## [SET TASK 1]
According to the excerpt on repression in Bahrain, why are activists living outside Bahrain now afraid to speak out?

## [EXCERPTED TEXT]
Plotkin noted that among the activists who have recently been detained is Nabeel Rajab, who faces up to 15 more years in prison for peaceful dissent. Another activist facing persecution is Ebtisam al-Saegh, who was arrested, interrogated, and tortured for her human rights work. Plotkin stated that Nabeel and Ebtisam are among “scores of activists who have been summoned on baseless charges for their peaceful expression.” Ebtisam’s case and the torture she faced is part of a larger recent trend. “In May alone Amnesty has received reports of 80 to 90 activists who were tortured or threatened to stop their political activities by the NSA.”
As a result of this increasing suppression, Plotkin observed, activists are more afraid than before to speak out. While activists in Bahrain have been scared before, what is new is activists outside Bahrain are now afraid of speaking out. They have faced intimidation as the government pressures their family members who have remained inside Bahrain, whether through interrogation or prosecution.
Plotkin noted that the repression inside Bahrain has reached new heights. Amnesty has observed a “higher level of excessive use of force, including by NSA members” in recent months. Amnesty has also “documented for the first time in a long time, the use of live ammunition.” Plotkin ended her remarks by highlighting that despite the increasing repression, the “international community has reacted in a shocking manner, without condemning the crackdown.” She finished by stating that “as a result of the lack of an international response, members of the once vibrant civil society are unable to speak here today whether because of fear, being in jail, or travel bans.”
In his remarks, Devin Kenney, Legal Fellow at ADHRB discussed Bahraini domestic legislation. The value in examining a country’s laws, he observed, is that the law is the “voice of the state. It is what the government chooses to say, under its own processes, in its own words.” By examining the law, if you can demonstrate the law itself is abusive, you can move past arguments about whether the government behaved abusively in specific instances.

## [SET TASK 2]
Gather every line of the records that contains the string "texture", matching case exactly.

## [ENTRIES PROVIDED]
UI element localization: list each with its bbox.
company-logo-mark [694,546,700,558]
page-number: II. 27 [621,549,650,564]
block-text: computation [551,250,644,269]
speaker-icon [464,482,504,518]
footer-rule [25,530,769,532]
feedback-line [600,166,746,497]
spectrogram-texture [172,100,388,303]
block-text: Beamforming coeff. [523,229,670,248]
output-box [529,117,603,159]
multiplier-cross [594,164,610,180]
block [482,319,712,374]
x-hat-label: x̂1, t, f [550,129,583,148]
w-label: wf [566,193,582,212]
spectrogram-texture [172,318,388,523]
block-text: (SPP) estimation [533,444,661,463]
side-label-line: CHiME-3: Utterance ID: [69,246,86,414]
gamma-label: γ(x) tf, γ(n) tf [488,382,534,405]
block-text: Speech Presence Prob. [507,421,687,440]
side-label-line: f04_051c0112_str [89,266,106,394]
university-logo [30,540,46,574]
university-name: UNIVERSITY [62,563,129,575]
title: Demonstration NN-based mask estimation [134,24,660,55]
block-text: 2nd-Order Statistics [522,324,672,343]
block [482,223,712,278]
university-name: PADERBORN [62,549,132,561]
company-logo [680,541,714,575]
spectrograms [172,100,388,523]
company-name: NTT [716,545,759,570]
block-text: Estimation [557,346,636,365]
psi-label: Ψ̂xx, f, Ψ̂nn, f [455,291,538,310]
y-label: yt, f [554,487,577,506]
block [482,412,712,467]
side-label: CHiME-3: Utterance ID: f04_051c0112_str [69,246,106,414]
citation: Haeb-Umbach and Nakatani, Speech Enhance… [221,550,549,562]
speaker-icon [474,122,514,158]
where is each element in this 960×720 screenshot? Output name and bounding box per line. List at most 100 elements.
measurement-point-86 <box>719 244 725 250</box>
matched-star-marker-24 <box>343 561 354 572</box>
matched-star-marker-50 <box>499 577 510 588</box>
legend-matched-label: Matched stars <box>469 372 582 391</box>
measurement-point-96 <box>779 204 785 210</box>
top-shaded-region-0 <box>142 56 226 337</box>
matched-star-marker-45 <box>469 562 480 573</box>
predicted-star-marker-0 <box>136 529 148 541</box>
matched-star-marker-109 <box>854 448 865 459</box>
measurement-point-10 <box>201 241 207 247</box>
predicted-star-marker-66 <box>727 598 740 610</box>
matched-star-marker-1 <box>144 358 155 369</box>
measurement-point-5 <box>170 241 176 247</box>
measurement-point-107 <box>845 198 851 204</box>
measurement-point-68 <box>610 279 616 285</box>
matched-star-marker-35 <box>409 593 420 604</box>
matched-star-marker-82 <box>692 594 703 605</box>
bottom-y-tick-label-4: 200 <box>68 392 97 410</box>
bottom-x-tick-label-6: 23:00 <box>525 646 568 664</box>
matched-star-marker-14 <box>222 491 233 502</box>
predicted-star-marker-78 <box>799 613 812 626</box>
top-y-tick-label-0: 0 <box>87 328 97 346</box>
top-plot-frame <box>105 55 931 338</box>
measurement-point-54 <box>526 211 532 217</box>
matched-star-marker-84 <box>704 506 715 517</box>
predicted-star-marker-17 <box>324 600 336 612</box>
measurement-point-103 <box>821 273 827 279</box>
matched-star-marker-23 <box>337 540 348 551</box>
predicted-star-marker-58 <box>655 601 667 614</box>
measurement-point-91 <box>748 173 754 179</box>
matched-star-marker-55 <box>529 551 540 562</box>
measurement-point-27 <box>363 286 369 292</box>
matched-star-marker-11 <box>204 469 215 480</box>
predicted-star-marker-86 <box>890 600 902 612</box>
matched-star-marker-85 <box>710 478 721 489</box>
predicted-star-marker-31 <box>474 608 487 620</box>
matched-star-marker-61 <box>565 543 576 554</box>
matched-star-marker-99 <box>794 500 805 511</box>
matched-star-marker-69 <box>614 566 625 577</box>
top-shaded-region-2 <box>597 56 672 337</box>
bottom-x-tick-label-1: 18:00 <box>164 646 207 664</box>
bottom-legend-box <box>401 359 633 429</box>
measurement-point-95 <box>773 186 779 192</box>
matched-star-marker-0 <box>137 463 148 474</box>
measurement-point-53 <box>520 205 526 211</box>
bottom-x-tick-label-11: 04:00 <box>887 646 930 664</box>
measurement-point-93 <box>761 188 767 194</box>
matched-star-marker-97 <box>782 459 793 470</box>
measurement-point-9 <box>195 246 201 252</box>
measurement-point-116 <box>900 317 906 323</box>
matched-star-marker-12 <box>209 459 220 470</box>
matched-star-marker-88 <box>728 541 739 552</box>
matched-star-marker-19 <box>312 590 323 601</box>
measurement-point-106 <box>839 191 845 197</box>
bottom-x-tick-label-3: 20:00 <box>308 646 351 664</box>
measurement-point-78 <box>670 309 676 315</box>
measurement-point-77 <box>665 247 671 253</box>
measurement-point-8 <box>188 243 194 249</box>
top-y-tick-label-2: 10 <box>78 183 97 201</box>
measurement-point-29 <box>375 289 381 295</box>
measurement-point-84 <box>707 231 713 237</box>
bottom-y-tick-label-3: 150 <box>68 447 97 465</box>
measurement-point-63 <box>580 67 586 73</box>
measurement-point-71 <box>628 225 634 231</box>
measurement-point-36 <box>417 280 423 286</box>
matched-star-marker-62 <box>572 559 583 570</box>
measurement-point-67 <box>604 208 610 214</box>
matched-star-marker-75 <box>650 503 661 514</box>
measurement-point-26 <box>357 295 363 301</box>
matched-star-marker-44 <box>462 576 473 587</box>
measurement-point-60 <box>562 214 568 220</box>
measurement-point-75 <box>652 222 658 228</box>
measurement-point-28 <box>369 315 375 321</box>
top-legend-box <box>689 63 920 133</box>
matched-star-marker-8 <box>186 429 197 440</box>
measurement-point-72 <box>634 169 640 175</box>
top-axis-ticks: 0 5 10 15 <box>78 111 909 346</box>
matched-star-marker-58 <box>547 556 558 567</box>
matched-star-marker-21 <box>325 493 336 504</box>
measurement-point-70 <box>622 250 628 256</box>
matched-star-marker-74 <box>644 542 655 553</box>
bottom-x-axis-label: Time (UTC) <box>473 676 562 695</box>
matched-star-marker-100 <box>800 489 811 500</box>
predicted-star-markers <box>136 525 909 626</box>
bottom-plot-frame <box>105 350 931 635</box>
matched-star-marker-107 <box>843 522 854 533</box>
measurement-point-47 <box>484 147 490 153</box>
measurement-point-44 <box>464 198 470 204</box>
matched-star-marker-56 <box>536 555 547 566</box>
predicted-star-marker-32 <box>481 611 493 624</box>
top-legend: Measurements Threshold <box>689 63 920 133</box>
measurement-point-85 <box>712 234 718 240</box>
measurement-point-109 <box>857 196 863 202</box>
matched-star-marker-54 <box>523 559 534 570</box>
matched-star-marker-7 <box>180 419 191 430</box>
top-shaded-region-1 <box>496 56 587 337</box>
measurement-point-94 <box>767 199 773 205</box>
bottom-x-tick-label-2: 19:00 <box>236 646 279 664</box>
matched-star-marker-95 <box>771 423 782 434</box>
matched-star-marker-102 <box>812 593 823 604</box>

## [RESPONSE 1]
The government intimidates them by pressuring their family members who remain inside Bahrain, through interrogation or prosecution.

## [RESPONSE 2]
spectrogram-texture [172,100,388,303]
spectrogram-texture [172,318,388,523]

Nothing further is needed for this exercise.